Figure dataset records

┏━━

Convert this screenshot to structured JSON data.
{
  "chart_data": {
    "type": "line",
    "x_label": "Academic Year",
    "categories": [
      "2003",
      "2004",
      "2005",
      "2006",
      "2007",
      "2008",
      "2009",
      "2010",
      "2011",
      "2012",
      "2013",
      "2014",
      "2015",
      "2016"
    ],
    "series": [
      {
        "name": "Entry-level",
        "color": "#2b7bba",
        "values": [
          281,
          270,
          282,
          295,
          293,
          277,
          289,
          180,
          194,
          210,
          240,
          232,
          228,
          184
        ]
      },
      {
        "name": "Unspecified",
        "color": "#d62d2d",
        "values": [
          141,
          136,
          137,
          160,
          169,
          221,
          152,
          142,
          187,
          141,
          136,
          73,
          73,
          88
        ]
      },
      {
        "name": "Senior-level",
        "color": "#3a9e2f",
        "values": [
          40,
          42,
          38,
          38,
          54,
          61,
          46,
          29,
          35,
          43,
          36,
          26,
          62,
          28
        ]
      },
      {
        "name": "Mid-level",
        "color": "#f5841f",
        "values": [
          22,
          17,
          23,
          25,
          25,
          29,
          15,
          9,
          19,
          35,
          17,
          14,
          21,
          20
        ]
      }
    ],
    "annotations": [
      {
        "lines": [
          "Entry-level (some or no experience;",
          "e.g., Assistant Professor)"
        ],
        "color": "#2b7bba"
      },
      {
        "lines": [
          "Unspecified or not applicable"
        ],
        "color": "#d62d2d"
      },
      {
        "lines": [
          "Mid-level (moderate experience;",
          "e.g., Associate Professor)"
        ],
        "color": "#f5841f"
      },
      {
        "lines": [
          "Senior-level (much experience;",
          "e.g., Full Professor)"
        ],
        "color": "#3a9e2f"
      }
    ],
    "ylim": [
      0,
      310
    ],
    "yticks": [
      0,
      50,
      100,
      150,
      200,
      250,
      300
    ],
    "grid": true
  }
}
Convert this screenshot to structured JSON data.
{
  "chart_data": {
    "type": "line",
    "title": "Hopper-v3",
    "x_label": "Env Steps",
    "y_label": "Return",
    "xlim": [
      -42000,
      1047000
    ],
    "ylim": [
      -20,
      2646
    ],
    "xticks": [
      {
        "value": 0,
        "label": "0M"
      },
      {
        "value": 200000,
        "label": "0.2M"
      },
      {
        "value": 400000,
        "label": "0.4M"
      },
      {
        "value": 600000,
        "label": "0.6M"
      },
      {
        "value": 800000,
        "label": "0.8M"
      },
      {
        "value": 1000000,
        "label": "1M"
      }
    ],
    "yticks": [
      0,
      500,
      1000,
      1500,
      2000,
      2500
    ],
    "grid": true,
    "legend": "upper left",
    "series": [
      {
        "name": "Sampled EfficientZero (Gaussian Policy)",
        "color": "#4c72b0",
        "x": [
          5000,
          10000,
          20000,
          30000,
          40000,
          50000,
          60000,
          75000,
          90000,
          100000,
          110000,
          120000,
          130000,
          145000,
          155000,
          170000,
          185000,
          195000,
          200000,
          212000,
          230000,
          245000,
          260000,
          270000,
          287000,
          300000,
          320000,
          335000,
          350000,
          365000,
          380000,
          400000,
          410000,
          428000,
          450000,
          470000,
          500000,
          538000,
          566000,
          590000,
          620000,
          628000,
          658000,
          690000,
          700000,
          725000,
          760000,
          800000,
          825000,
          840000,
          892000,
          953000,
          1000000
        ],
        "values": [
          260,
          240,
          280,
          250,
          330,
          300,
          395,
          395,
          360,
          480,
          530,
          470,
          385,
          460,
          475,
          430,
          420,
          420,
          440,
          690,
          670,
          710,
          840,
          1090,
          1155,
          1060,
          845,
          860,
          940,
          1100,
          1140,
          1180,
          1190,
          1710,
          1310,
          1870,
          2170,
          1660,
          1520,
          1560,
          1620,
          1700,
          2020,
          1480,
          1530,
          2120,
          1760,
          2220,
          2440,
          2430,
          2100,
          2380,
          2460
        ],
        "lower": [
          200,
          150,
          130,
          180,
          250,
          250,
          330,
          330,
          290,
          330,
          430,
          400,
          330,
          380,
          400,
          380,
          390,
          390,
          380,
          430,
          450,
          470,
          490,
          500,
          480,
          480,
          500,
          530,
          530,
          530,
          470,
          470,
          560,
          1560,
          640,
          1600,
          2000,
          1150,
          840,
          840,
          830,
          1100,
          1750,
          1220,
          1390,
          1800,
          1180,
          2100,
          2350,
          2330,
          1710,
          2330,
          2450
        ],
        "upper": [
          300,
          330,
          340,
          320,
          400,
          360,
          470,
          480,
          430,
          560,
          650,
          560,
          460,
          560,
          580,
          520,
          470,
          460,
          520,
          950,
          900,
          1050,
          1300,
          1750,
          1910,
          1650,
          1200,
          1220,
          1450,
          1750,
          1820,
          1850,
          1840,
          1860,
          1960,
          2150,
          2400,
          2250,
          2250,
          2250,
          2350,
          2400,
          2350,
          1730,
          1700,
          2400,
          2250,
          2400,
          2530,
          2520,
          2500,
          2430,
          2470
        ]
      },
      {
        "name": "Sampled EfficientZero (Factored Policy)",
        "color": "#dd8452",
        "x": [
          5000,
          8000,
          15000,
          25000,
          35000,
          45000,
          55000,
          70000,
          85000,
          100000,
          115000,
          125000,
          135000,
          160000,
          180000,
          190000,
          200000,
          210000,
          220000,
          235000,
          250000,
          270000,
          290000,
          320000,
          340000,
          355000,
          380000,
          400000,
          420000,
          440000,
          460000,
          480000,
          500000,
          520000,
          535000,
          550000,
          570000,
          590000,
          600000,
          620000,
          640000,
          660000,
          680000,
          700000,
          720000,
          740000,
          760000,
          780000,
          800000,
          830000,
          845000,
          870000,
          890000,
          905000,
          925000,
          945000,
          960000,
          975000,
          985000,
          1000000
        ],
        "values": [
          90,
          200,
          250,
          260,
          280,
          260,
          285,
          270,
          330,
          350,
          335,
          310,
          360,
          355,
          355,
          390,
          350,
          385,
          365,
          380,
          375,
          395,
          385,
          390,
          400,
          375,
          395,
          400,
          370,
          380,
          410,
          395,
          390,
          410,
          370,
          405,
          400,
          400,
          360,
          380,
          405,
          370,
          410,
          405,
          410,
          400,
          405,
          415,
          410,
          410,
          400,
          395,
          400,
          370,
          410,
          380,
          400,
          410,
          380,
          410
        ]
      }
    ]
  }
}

┗━━

Transcribe all of the lines in the records precisely.

Convert this screenshot to structured JSON data.
{
  "chart_data": {
    "type": "line",
    "x_label": "Academic Year",
    "categories": [
      "2003",
      "2004",
      "2005",
      "2006",
      "2007",
      "2008",
      "2009",
      "2010",
      "2011",
      "2012",
      "2013",
      "2014",
      "2015",
      "2016"
    ],
    "series": [
      {
        "name": "Entry-level",
        "color": "#2b7bba",
        "values": [
          281,
          270,
          282,
          295,
          293,
          277,
          289,
          180,
          194,
          210,
          240,
          232,
          228,
          184
        ]
      },
      {
        "name": "Unspecified",
        "color": "#d62d2d",
        "values": [
          141,
          136,
          137,
          160,
          169,
          221,
          152,
          142,
          187,
          141,
          136,
          73,
          73,
          88
        ]
      },
      {
        "name": "Senior-level",
        "color": "#3a9e2f",
        "values": [
          40,
          42,
          38,
          38,
          54,
          61,
          46,
          29,
          35,
          43,
          36,
          26,
          62,
          28
        ]
      },
      {
        "name": "Mid-level",
        "color": "#f5841f",
        "values": [
          22,
          17,
          23,
          25,
          25,
          29,
          15,
          9,
          19,
          35,
          17,
          14,
          21,
          20
        ]
      }
    ],
    "annotations": [
      {
        "lines": [
          "Entry-level (some or no experience;",
          "e.g., Assistant Professor)"
        ],
        "color": "#2b7bba"
      },
      {
        "lines": [
          "Unspecified or not applicable"
        ],
        "color": "#d62d2d"
      },
      {
        "lines": [
          "Mid-level (moderate experience;",
          "e.g., Associate Professor)"
        ],
        "color": "#f5841f"
      },
      {
        "lines": [
          "Senior-level (much experience;",
          "e.g., Full Professor)"
        ],
        "color": "#3a9e2f"
      }
    ],
    "ylim": [
      0,
      310
    ],
    "yticks": [
      0,
      50,
      100,
      150,
      200,
      250,
      300
    ],
    "grid": true
  }
}
Convert this screenshot to structured JSON data.
{
  "chart_data": {
    "type": "line",
    "title": "Hopper-v3",
    "x_label": "Env Steps",
    "y_label": "Return",
    "xlim": [
      -42000,
      1047000
    ],
    "ylim": [
      -20,
      2646
    ],
    "xticks": [
      {
        "value": 0,
        "label": "0M"
      },
      {
        "value": 200000,
        "label": "0.2M"
      },
      {
        "value": 400000,
        "label": "0.4M"
      },
      {
        "value": 600000,
        "label": "0.6M"
      },
      {
        "value": 800000,
        "label": "0.8M"
      },
      {
        "value": 1000000,
        "label": "1M"
      }
    ],
    "yticks": [
      0,
      500,
      1000,
      1500,
      2000,
      2500
    ],
    "grid": true,
    "legend": "upper left",
    "series": [
      {
        "name": "Sampled EfficientZero (Gaussian Policy)",
        "color": "#4c72b0",
        "x": [
          5000,
          10000,
          20000,
          30000,
          40000,
          50000,
          60000,
          75000,
          90000,
          100000,
          110000,
          120000,
          130000,
          145000,
          155000,
          170000,
          185000,
          195000,
          200000,
          212000,
          230000,
          245000,
          260000,
          270000,
          287000,
          300000,
          320000,
          335000,
          350000,
          365000,
          380000,
          400000,
          410000,
          428000,
          450000,
          470000,
          500000,
          538000,
          566000,
          590000,
          620000,
          628000,
          658000,
          690000,
          700000,
          725000,
          760000,
          800000,
          825000,
          840000,
          892000,
          953000,
          1000000
        ],
        "values": [
          260,
          240,
          280,
          250,
          330,
          300,
          395,
          395,
          360,
          480,
          530,
          470,
          385,
          460,
          475,
          430,
          420,
          420,
          440,
          690,
          670,
          710,
          840,
          1090,
          1155,
          1060,
          845,
          860,
          940,
          1100,
          1140,
          1180,
          1190,
          1710,
          1310,
          1870,
          2170,
          1660,
          1520,
          1560,
          1620,
          1700,
          2020,
          1480,
          1530,
          2120,
          1760,
          2220,
          2440,
          2430,
          2100,
          2380,
          2460
        ],
        "lower": [
          200,
          150,
          130,
          180,
          250,
          250,
          330,
          330,
          290,
          330,
          430,
          400,
          330,
          380,
          400,
          380,
          390,
          390,
          380,
          430,
          450,
          470,
          490,
          500,
          480,
          480,
          500,
          530,
          530,
          530,
          470,
          470,
          560,
          1560,
          640,
          1600,
          2000,
          1150,
          840,
          840,
          830,
          1100,
          1750,
          1220,
          1390,
          1800,
          1180,
          2100,
          2350,
          2330,
          1710,
          2330,
          2450
        ],
        "upper": [
          300,
          330,
          340,
          320,
          400,
          360,
          470,
          480,
          430,
          560,
          650,
          560,
          460,
          560,
          580,
          520,
          470,
          460,
          520,
          950,
          900,
          1050,
          1300,
          1750,
          1910,
          1650,
          1200,
          1220,
          1450,
          1750,
          1820,
          1850,
          1840,
          1860,
          1960,
          2150,
          2400,
          2250,
          2250,
          2250,
          2350,
          2400,
          2350,
          1730,
          1700,
          2400,
          2250,
          2400,
          2530,
          2520,
          2500,
          2430,
          2470
        ]
      },
      {
        "name": "Sampled EfficientZero (Factored Policy)",
        "color": "#dd8452",
        "x": [
          5000,
          8000,
          15000,
          25000,
          35000,
          45000,
          55000,
          70000,
          85000,
          100000,
          115000,
          125000,
          135000,
          160000,
          180000,
          190000,
          200000,
          210000,
          220000,
          235000,
          250000,
          270000,
          290000,
          320000,
          340000,
          355000,
          380000,
          400000,
          420000,
          440000,
          460000,
          480000,
          500000,
          520000,
          535000,
          550000,
          570000,
          590000,
          600000,
          620000,
          640000,
          660000,
          680000,
          700000,
          720000,
          740000,
          760000,
          780000,
          800000,
          830000,
          845000,
          870000,
          890000,
          905000,
          925000,
          945000,
          960000,
          975000,
          985000,
          1000000
        ],
        "values": [
          90,
          200,
          250,
          260,
          280,
          260,
          285,
          270,
          330,
          350,
          335,
          310,
          360,
          355,
          355,
          390,
          350,
          385,
          365,
          380,
          375,
          395,
          385,
          390,
          400,
          375,
          395,
          400,
          370,
          380,
          410,
          395,
          390,
          410,
          370,
          405,
          400,
          400,
          360,
          380,
          405,
          370,
          410,
          405,
          410,
          400,
          405,
          415,
          410,
          410,
          400,
          395,
          400,
          370,
          410,
          380,
          400,
          410,
          380,
          410
        ]
      }
    ]
  }
}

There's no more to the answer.